> **TASK INSTRUCTIONS**: Find each line holding "глух" and copy it out.

** START OF RECORDS SUPPLIED **

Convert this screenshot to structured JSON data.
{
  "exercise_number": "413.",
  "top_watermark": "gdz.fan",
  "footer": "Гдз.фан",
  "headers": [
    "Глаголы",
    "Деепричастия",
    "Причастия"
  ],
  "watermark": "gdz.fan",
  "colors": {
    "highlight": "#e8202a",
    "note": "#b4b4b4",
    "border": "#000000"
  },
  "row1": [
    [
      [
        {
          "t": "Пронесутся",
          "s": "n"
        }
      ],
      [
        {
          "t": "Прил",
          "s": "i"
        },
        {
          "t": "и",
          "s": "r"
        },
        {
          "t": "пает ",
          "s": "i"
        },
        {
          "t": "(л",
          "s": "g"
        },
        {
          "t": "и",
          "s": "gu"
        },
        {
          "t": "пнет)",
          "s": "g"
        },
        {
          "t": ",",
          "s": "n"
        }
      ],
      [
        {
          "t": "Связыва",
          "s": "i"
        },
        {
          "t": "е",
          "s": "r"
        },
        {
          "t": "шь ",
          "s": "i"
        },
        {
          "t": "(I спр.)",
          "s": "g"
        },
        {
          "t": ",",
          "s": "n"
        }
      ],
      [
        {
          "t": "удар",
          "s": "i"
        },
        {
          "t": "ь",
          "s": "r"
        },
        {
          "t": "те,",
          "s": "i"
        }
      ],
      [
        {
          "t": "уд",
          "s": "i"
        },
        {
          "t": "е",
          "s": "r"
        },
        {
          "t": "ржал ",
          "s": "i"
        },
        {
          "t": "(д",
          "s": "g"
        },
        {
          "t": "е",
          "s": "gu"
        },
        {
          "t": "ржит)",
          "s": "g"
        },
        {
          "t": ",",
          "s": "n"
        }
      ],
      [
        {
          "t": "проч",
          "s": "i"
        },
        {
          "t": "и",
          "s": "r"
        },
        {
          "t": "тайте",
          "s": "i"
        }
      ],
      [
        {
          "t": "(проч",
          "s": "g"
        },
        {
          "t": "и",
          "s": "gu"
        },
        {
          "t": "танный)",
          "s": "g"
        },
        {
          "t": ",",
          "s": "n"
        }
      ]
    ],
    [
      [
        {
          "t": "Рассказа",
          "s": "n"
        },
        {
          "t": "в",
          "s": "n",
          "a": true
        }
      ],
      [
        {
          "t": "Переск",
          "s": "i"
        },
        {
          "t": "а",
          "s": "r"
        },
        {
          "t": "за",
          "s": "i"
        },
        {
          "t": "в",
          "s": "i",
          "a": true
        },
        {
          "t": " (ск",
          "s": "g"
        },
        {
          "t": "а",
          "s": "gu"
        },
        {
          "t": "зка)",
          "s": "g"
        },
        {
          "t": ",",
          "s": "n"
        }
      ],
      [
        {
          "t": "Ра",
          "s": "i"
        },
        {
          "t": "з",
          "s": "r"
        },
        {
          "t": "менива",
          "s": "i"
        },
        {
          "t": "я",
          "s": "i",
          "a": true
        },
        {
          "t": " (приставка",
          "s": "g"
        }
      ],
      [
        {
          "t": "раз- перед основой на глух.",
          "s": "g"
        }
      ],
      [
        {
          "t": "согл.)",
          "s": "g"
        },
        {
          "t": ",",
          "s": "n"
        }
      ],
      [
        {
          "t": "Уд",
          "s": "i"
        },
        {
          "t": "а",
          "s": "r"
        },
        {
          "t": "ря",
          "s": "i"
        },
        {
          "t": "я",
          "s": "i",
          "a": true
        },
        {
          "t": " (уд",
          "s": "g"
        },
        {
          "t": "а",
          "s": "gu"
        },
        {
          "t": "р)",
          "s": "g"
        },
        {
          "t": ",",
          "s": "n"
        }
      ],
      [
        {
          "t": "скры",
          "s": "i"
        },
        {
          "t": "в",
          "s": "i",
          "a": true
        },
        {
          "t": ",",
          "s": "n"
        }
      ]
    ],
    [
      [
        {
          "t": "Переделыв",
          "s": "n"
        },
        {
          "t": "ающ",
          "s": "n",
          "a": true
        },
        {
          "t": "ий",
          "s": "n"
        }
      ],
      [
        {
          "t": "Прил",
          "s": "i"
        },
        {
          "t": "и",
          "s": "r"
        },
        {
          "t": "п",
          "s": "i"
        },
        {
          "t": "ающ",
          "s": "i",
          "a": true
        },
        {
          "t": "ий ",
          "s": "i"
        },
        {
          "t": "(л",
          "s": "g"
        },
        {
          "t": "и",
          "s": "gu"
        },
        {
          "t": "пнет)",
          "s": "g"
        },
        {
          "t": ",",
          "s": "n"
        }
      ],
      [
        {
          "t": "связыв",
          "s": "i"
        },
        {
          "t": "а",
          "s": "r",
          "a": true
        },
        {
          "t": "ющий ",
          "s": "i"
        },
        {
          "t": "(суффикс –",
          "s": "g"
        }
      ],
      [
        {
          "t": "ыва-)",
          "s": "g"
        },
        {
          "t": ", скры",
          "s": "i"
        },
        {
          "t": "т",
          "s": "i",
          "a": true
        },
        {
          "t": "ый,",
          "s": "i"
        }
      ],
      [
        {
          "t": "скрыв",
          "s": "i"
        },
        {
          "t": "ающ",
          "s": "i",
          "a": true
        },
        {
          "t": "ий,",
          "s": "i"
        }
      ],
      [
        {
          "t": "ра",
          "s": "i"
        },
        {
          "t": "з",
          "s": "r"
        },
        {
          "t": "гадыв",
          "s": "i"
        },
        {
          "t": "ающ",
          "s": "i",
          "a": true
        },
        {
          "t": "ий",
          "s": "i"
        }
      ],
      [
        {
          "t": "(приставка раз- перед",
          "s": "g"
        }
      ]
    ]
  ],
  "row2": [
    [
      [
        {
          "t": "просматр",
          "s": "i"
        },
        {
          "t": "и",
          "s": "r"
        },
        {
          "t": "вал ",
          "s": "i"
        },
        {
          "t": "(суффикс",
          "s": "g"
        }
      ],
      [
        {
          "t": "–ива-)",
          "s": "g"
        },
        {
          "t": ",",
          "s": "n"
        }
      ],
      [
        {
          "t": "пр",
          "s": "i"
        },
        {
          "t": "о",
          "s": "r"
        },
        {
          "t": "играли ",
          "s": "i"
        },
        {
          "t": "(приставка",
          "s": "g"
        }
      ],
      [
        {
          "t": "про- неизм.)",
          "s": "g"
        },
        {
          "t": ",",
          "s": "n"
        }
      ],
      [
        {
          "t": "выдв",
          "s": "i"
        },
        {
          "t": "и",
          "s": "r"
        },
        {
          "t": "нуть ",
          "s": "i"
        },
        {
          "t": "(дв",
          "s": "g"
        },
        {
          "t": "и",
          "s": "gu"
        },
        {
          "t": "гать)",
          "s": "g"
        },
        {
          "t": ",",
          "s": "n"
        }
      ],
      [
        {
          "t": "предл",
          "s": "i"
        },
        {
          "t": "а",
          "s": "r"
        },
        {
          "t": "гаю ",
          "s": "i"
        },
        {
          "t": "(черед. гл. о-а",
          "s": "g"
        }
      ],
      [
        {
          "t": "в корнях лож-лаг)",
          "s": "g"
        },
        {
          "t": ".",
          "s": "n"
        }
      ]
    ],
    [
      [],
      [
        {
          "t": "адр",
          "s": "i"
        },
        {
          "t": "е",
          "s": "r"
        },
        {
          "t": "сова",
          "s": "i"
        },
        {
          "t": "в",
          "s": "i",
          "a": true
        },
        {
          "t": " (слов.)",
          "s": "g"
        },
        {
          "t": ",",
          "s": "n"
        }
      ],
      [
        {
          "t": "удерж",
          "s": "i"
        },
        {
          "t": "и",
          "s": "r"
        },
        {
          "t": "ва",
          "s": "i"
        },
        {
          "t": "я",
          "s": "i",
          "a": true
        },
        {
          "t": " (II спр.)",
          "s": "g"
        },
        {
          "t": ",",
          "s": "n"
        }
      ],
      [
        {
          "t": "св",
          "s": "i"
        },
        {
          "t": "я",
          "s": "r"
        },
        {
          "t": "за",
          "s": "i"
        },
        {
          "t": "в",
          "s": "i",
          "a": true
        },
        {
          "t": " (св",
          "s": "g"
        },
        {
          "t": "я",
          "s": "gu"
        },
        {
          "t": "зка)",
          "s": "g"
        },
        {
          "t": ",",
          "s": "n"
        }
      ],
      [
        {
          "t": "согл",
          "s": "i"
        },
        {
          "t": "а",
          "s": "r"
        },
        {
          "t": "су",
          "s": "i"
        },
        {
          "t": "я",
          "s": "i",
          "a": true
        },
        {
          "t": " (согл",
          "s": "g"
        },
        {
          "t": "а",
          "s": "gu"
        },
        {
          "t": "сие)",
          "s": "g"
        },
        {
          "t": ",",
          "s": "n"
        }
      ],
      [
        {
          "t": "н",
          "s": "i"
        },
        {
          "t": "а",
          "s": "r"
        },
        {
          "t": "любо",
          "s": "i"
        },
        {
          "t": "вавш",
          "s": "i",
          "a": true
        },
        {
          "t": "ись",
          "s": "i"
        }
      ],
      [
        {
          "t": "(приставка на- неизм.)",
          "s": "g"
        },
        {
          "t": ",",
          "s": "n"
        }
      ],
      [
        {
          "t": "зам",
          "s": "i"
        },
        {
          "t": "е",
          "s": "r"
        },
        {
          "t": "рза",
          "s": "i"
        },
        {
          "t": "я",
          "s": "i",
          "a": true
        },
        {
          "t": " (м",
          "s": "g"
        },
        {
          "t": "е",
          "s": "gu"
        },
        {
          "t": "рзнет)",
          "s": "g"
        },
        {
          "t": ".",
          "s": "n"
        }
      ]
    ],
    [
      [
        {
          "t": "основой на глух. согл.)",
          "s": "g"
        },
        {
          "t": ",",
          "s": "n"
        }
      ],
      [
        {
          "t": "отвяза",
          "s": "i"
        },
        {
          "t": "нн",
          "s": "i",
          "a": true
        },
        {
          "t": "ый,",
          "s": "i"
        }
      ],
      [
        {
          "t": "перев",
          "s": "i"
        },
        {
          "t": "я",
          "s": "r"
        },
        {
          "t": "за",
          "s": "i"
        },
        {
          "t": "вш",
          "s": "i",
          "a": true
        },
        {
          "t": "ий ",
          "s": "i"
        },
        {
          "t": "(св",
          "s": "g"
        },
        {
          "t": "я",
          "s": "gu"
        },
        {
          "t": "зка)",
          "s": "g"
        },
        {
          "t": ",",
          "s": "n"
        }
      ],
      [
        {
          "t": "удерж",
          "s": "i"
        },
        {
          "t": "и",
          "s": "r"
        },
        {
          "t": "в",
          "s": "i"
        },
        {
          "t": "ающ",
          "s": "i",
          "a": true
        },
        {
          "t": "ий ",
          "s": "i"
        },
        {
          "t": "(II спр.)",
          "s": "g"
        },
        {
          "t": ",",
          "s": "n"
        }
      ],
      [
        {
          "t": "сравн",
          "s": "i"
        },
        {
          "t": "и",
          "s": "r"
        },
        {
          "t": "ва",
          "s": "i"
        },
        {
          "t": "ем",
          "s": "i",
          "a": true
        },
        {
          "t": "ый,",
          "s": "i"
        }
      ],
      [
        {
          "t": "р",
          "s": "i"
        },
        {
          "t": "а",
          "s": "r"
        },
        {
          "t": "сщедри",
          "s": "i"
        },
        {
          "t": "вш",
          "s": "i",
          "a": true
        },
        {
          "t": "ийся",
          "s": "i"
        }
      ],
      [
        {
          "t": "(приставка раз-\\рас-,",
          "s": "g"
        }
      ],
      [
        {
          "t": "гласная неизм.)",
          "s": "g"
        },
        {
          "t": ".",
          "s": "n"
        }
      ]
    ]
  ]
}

** END OF RECORDS SUPPLIED **

> **WORKED SOLUTION**:
          "t": "раз- перед основой на глух.",
          "t": "основой на глух. согл.)",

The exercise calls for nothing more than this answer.